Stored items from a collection
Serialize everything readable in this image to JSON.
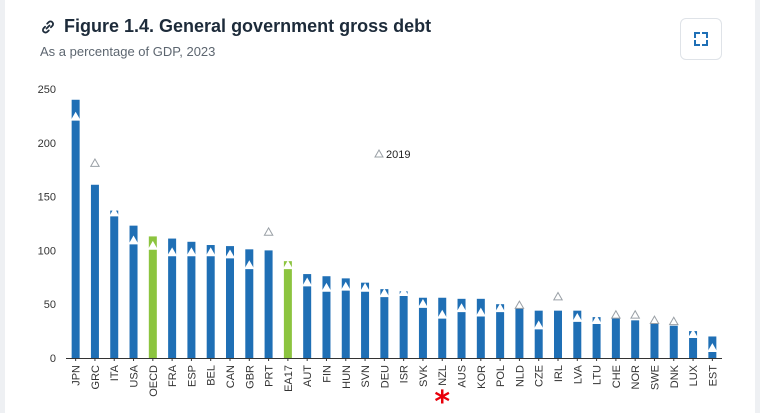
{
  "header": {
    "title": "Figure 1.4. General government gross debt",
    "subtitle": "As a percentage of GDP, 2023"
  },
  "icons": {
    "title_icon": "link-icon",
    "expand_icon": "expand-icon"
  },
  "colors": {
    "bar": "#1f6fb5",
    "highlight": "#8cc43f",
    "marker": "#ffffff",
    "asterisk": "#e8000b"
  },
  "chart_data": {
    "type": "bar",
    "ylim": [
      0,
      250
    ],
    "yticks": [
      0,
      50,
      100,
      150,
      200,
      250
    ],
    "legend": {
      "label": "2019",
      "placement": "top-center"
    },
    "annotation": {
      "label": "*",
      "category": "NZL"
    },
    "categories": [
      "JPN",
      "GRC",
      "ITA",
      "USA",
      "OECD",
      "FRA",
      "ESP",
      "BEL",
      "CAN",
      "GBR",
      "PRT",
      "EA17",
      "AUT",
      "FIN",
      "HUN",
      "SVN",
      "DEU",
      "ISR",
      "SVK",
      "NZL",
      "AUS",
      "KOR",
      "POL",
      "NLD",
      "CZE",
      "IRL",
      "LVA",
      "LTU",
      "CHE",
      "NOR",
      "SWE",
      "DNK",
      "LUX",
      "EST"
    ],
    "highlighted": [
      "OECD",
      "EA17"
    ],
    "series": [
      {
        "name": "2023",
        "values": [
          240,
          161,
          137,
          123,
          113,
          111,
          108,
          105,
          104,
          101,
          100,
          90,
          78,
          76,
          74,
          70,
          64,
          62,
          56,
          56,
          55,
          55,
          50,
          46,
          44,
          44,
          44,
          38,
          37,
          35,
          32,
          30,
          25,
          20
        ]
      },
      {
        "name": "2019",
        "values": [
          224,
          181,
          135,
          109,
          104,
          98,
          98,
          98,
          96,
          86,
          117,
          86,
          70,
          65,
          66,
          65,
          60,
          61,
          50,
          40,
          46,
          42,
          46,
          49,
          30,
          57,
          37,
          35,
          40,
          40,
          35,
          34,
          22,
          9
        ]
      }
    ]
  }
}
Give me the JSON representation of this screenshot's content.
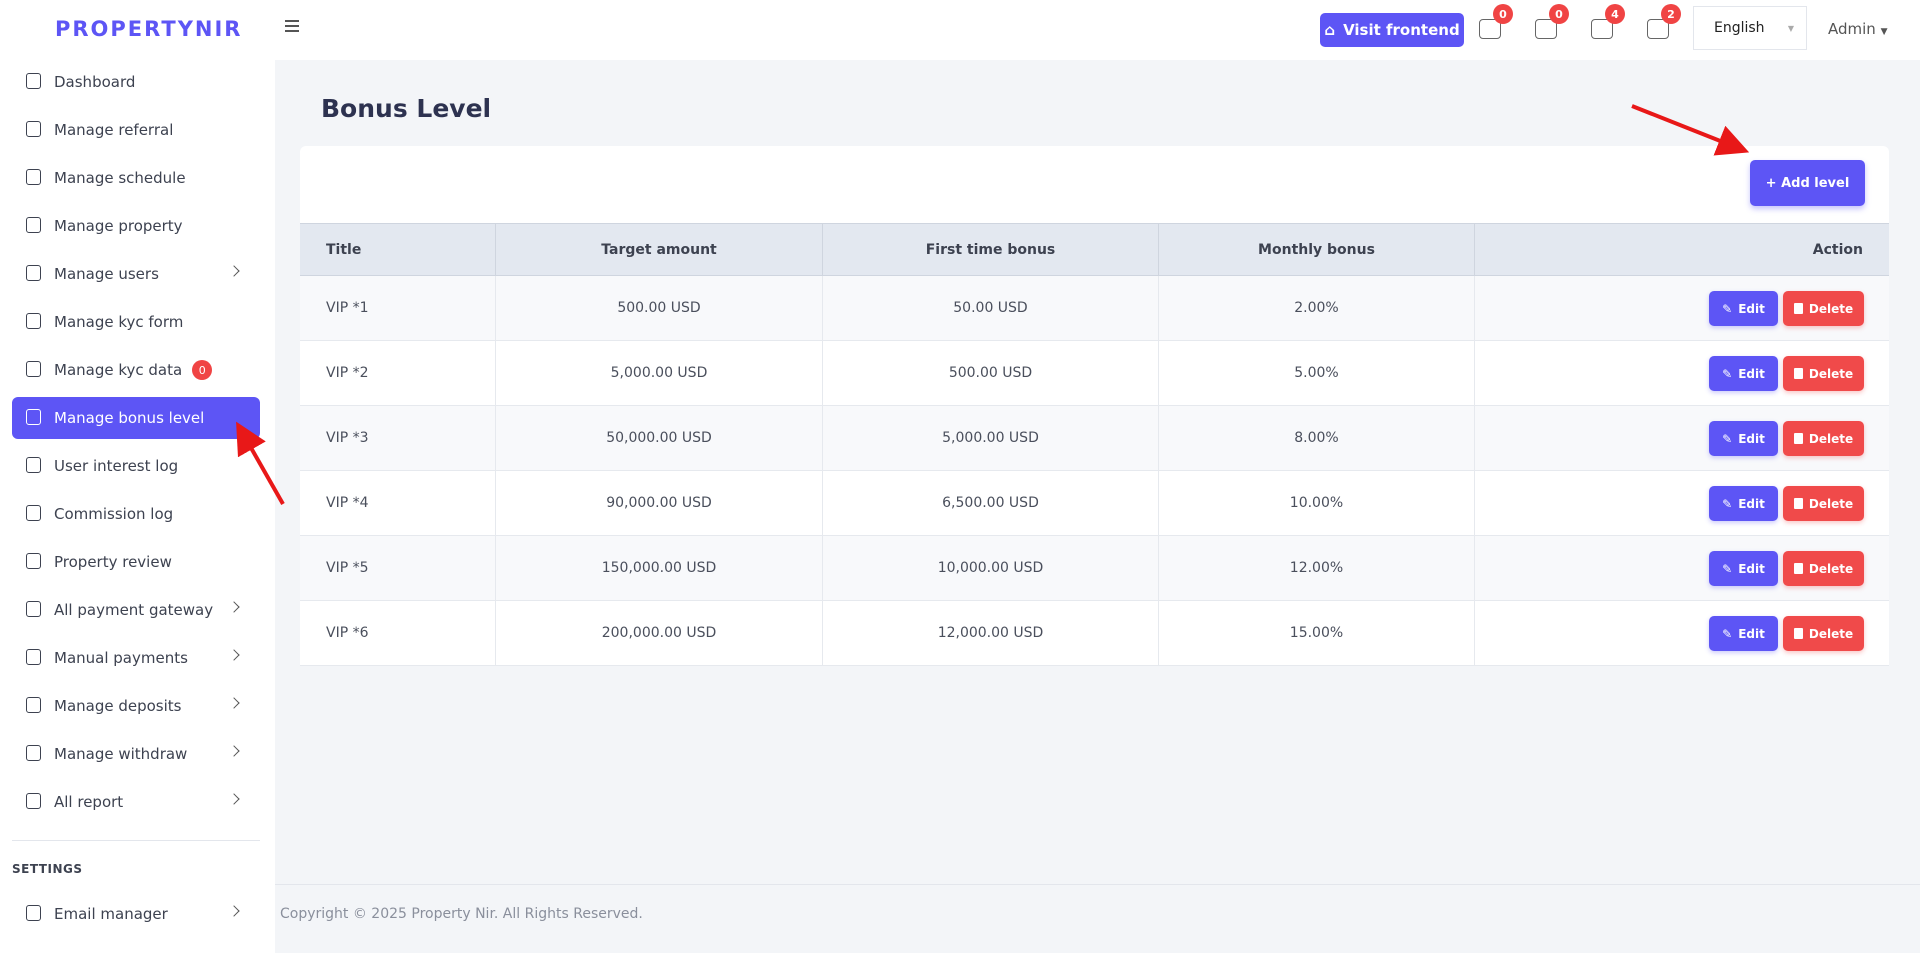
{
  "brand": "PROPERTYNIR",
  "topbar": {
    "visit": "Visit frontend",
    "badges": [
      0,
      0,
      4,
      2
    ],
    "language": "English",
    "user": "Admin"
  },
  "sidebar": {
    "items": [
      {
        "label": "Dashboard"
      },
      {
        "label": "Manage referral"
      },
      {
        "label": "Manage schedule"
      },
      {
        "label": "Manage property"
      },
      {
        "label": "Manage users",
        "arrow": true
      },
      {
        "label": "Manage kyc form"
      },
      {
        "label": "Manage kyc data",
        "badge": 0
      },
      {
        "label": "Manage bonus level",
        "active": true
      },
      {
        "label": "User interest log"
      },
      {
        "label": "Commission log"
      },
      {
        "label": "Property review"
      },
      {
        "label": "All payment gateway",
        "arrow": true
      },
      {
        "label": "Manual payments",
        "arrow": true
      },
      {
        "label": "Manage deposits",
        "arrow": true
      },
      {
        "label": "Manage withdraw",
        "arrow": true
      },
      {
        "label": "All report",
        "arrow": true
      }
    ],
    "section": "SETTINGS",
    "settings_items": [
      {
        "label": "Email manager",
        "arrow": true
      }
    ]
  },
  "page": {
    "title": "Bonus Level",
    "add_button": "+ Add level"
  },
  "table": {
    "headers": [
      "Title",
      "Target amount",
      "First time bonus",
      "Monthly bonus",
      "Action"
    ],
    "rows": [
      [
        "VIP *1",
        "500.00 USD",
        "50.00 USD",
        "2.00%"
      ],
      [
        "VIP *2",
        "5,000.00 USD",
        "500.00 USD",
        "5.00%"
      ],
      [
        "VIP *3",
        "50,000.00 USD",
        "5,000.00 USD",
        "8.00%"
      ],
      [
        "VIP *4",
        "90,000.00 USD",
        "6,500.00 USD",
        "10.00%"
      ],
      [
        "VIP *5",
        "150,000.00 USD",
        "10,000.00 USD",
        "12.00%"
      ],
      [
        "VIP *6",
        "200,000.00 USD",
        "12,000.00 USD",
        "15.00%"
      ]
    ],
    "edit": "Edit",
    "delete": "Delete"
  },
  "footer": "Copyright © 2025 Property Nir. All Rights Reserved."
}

--

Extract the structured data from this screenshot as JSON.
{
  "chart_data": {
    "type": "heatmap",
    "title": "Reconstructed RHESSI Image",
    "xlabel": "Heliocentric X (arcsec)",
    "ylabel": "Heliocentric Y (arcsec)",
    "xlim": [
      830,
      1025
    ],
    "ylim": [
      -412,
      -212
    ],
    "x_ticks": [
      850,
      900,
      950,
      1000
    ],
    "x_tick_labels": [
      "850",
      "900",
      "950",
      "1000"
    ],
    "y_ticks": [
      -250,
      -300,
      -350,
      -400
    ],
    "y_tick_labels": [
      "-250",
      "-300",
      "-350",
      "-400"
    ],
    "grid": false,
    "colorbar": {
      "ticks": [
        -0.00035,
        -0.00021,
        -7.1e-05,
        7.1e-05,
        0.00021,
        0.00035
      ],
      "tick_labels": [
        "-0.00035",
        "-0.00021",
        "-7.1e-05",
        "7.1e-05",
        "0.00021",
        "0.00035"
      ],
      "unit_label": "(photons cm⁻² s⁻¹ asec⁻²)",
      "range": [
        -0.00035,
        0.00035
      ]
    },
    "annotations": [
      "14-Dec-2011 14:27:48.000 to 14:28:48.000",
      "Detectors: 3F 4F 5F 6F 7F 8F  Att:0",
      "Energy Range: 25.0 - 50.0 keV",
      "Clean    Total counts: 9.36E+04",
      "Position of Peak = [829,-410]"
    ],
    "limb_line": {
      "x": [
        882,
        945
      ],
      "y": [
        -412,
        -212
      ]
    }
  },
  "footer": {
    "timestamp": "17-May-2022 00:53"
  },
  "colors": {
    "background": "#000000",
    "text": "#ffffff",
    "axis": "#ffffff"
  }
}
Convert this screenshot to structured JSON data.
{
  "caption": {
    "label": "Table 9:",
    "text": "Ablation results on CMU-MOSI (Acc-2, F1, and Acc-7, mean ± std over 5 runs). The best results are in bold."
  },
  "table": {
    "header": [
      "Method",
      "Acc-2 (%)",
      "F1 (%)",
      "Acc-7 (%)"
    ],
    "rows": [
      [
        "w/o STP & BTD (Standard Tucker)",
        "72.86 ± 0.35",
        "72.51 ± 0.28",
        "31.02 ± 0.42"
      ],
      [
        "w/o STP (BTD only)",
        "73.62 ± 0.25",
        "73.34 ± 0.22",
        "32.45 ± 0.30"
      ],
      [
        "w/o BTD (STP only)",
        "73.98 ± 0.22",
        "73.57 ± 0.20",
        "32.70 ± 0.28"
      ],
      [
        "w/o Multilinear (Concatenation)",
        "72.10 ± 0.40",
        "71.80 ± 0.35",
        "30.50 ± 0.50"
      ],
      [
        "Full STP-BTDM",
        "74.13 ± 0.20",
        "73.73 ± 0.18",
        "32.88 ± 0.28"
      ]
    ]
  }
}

...

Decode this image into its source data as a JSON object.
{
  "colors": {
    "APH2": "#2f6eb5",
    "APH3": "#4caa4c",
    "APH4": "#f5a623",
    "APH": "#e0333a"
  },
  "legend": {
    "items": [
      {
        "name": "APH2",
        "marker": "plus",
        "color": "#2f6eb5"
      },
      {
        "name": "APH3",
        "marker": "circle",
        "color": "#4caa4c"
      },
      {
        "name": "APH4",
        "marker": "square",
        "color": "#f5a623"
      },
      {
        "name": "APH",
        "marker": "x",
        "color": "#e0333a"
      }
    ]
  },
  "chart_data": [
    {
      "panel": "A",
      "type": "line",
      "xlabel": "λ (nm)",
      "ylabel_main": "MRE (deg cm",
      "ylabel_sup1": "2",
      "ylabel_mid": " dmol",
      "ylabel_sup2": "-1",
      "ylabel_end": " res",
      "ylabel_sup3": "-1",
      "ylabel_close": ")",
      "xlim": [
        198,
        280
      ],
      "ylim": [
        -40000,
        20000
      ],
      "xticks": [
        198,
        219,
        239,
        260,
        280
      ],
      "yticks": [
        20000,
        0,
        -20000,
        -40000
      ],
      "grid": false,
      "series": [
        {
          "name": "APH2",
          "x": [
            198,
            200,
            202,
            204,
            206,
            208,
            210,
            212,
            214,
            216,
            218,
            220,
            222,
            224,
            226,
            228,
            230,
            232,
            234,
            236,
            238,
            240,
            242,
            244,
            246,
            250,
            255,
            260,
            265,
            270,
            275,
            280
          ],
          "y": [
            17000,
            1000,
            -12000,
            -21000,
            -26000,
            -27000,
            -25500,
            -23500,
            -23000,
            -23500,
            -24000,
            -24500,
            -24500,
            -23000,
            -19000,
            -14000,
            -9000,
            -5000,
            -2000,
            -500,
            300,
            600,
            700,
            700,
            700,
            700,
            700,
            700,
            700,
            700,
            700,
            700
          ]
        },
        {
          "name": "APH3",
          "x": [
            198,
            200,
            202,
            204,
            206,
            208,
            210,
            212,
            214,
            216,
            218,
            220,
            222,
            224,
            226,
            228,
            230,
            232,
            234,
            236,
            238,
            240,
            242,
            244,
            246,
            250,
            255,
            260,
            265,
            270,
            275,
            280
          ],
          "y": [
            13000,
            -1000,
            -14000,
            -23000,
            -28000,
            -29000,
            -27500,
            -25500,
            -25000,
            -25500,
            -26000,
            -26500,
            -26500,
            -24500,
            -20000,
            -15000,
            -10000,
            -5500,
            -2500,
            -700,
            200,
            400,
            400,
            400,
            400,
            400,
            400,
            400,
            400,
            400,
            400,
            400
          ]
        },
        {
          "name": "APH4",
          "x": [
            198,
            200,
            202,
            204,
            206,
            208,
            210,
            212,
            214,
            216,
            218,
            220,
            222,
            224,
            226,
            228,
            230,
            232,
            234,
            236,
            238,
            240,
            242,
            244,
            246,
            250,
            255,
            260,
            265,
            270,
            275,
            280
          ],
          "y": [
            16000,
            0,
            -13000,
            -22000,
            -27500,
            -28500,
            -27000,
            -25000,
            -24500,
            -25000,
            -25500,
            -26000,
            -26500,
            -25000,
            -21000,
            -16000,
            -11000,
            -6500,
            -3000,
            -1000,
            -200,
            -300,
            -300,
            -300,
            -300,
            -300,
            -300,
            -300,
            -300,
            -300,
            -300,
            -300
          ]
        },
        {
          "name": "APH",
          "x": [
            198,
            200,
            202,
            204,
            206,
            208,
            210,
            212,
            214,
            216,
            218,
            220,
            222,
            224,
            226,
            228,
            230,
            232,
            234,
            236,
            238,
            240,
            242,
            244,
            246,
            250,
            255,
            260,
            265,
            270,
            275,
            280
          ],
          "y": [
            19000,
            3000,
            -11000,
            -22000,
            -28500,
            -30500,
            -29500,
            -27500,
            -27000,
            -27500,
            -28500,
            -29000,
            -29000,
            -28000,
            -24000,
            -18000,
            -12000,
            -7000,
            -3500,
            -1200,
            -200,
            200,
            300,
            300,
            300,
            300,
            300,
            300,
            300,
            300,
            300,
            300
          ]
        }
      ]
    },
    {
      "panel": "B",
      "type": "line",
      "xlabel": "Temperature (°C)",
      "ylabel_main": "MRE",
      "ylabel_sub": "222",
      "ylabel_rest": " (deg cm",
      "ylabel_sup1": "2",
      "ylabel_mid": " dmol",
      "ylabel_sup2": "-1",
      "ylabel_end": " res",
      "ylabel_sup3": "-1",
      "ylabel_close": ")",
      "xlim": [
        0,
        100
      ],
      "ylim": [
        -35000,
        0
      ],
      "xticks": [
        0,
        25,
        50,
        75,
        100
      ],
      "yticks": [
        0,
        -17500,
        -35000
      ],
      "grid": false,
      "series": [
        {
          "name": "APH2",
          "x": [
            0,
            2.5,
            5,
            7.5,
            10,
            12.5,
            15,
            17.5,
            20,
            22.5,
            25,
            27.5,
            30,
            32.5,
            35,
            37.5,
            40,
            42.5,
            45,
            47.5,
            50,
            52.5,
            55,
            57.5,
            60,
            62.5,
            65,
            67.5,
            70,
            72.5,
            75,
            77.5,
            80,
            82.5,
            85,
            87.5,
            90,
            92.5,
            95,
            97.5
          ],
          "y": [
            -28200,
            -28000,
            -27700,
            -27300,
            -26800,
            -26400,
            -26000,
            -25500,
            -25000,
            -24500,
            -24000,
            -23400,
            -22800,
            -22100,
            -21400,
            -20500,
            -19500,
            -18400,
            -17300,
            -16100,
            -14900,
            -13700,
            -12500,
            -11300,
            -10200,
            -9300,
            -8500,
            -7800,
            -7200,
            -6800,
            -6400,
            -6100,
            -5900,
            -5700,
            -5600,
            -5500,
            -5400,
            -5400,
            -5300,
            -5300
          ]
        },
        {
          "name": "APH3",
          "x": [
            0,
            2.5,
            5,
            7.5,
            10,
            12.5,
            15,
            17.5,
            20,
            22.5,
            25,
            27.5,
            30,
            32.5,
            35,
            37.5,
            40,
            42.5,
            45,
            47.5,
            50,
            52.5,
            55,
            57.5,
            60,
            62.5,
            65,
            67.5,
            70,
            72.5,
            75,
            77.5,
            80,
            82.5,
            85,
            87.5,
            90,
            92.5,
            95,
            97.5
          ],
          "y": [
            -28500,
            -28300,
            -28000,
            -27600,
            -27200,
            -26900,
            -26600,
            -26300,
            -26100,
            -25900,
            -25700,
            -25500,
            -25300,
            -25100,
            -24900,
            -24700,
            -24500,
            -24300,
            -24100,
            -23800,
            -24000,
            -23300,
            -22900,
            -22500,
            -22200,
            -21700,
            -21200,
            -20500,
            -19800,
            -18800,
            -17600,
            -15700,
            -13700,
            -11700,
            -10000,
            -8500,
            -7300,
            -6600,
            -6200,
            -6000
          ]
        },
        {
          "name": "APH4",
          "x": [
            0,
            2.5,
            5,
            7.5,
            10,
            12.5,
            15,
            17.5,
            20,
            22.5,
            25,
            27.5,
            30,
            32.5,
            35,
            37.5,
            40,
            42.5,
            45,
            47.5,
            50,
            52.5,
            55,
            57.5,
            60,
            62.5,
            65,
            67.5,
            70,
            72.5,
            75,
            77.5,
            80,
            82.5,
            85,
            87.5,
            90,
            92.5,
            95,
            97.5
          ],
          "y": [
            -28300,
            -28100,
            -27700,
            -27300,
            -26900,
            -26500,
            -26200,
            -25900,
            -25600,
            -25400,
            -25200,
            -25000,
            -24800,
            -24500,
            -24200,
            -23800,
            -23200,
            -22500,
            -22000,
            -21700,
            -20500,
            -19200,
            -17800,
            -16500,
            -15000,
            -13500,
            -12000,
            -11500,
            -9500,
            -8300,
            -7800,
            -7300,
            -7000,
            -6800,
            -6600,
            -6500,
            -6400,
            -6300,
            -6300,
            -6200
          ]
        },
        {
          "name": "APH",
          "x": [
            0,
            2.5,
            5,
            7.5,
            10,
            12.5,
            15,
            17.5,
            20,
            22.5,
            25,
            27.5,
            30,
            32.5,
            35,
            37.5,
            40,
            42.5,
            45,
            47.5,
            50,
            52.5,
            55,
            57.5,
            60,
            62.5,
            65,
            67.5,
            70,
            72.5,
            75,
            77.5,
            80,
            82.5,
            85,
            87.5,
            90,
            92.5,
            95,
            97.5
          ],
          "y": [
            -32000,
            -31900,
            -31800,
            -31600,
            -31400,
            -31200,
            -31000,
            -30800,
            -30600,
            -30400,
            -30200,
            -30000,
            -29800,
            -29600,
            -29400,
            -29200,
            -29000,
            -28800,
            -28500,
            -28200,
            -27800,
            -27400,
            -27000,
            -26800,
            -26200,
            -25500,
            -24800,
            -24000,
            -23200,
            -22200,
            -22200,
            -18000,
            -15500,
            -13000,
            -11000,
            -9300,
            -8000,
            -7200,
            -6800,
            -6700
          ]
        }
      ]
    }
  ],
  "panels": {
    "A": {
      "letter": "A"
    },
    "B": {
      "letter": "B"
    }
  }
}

▶ [Stated goal]:
Search the entries for the string "footer" and collect each line that has it.

▶ [Answer to this exercise]:
  "footer": "Copyright © 2025 Property Nir. All Rights Reserved."
  "footer": {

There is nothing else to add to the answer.